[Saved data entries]
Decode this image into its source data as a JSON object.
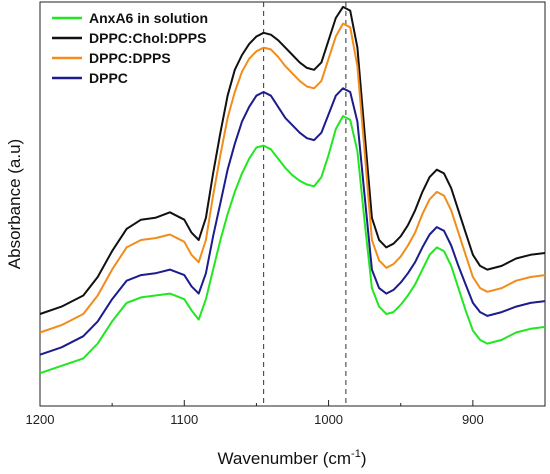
{
  "chart_data": {
    "type": "line",
    "xlabel": "Wavenumber (cm",
    "xlabel_sup": "-1",
    "xlabel_end": ")",
    "ylabel": "Absorbance (a.u)",
    "xlim": [
      1200,
      850
    ],
    "ylim": [
      0,
      1
    ],
    "x_reversed": true,
    "y_tick_labels_shown": false,
    "x_ticks": [
      1200,
      1100,
      1000,
      900
    ],
    "x_tick_labels": [
      "1200",
      "1100",
      "1000",
      "900"
    ],
    "reference_lines_x": [
      1045,
      988
    ],
    "legend_position": "top-left",
    "series": [
      {
        "name": "AnxA6 in solution",
        "color": "#22e622",
        "x": [
          1200,
          1185,
          1170,
          1160,
          1150,
          1140,
          1130,
          1120,
          1110,
          1100,
          1095,
          1090,
          1085,
          1080,
          1075,
          1070,
          1065,
          1060,
          1055,
          1050,
          1045,
          1040,
          1035,
          1030,
          1025,
          1020,
          1015,
          1010,
          1005,
          1000,
          995,
          990,
          985,
          980,
          975,
          970,
          965,
          960,
          955,
          950,
          945,
          940,
          935,
          930,
          925,
          920,
          915,
          910,
          905,
          900,
          895,
          890,
          880,
          870,
          860,
          850
        ],
        "y": [
          0.04,
          0.06,
          0.08,
          0.12,
          0.18,
          0.23,
          0.245,
          0.25,
          0.255,
          0.24,
          0.21,
          0.185,
          0.24,
          0.32,
          0.4,
          0.47,
          0.53,
          0.58,
          0.62,
          0.65,
          0.655,
          0.645,
          0.62,
          0.595,
          0.575,
          0.56,
          0.55,
          0.545,
          0.57,
          0.63,
          0.7,
          0.735,
          0.725,
          0.64,
          0.45,
          0.27,
          0.22,
          0.2,
          0.205,
          0.225,
          0.25,
          0.28,
          0.32,
          0.36,
          0.38,
          0.37,
          0.33,
          0.27,
          0.21,
          0.155,
          0.13,
          0.12,
          0.13,
          0.15,
          0.16,
          0.165
        ]
      },
      {
        "name": "DPPC:Chol:DPPS",
        "color": "#111111",
        "x": [
          1200,
          1185,
          1170,
          1160,
          1150,
          1140,
          1130,
          1120,
          1110,
          1100,
          1095,
          1090,
          1085,
          1080,
          1075,
          1070,
          1065,
          1060,
          1055,
          1050,
          1045,
          1040,
          1035,
          1030,
          1025,
          1020,
          1015,
          1010,
          1005,
          1000,
          995,
          990,
          985,
          980,
          975,
          970,
          965,
          960,
          955,
          950,
          945,
          940,
          935,
          930,
          925,
          920,
          915,
          910,
          905,
          900,
          895,
          890,
          880,
          870,
          860,
          850
        ],
        "y": [
          0.2,
          0.22,
          0.25,
          0.3,
          0.37,
          0.43,
          0.455,
          0.46,
          0.475,
          0.455,
          0.42,
          0.4,
          0.46,
          0.58,
          0.69,
          0.79,
          0.86,
          0.9,
          0.93,
          0.95,
          0.96,
          0.955,
          0.94,
          0.92,
          0.9,
          0.88,
          0.865,
          0.86,
          0.88,
          0.94,
          1.0,
          1.03,
          1.02,
          0.92,
          0.69,
          0.46,
          0.4,
          0.38,
          0.39,
          0.41,
          0.44,
          0.48,
          0.53,
          0.57,
          0.59,
          0.58,
          0.54,
          0.48,
          0.42,
          0.36,
          0.33,
          0.32,
          0.33,
          0.35,
          0.36,
          0.365
        ]
      },
      {
        "name": "DPPC:DPPS",
        "color": "#f28c1a",
        "x": [
          1200,
          1185,
          1170,
          1160,
          1150,
          1140,
          1130,
          1120,
          1110,
          1100,
          1095,
          1090,
          1085,
          1080,
          1075,
          1070,
          1065,
          1060,
          1055,
          1050,
          1045,
          1040,
          1035,
          1030,
          1025,
          1020,
          1015,
          1010,
          1005,
          1000,
          995,
          990,
          985,
          980,
          975,
          970,
          965,
          960,
          955,
          950,
          945,
          940,
          935,
          930,
          925,
          920,
          915,
          910,
          905,
          900,
          895,
          890,
          880,
          870,
          860,
          850
        ],
        "y": [
          0.15,
          0.17,
          0.2,
          0.25,
          0.32,
          0.38,
          0.4,
          0.405,
          0.415,
          0.395,
          0.36,
          0.34,
          0.4,
          0.52,
          0.63,
          0.73,
          0.8,
          0.855,
          0.89,
          0.91,
          0.92,
          0.915,
          0.895,
          0.87,
          0.85,
          0.83,
          0.815,
          0.81,
          0.83,
          0.89,
          0.95,
          0.985,
          0.975,
          0.87,
          0.64,
          0.4,
          0.345,
          0.325,
          0.335,
          0.355,
          0.385,
          0.42,
          0.47,
          0.51,
          0.53,
          0.52,
          0.48,
          0.42,
          0.36,
          0.3,
          0.27,
          0.26,
          0.27,
          0.29,
          0.3,
          0.305
        ]
      },
      {
        "name": "DPPC",
        "color": "#1c1c8c",
        "x": [
          1200,
          1185,
          1170,
          1160,
          1150,
          1140,
          1130,
          1120,
          1110,
          1100,
          1095,
          1090,
          1085,
          1080,
          1075,
          1070,
          1065,
          1060,
          1055,
          1050,
          1045,
          1040,
          1035,
          1030,
          1025,
          1020,
          1015,
          1010,
          1005,
          1000,
          995,
          990,
          985,
          980,
          975,
          970,
          965,
          960,
          955,
          950,
          945,
          940,
          935,
          930,
          925,
          920,
          915,
          910,
          905,
          900,
          895,
          890,
          880,
          870,
          860,
          850
        ],
        "y": [
          0.09,
          0.11,
          0.14,
          0.18,
          0.24,
          0.29,
          0.305,
          0.31,
          0.32,
          0.305,
          0.275,
          0.255,
          0.31,
          0.41,
          0.5,
          0.59,
          0.66,
          0.72,
          0.76,
          0.79,
          0.8,
          0.79,
          0.76,
          0.73,
          0.71,
          0.69,
          0.675,
          0.67,
          0.69,
          0.74,
          0.79,
          0.81,
          0.8,
          0.72,
          0.52,
          0.32,
          0.27,
          0.255,
          0.265,
          0.285,
          0.31,
          0.34,
          0.38,
          0.415,
          0.435,
          0.425,
          0.385,
          0.33,
          0.28,
          0.23,
          0.205,
          0.195,
          0.205,
          0.22,
          0.23,
          0.235
        ]
      }
    ],
    "legend_order": [
      0,
      1,
      2,
      3
    ]
  }
}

- [Exercise goal]: Identify lines with the string "name". Copy each one.

- [Answer]:
        "name": "AnxA6 in solution",
        "name": "DPPC:Chol:DPPS",
        "name": "DPPC:DPPS",
        "name": "DPPC",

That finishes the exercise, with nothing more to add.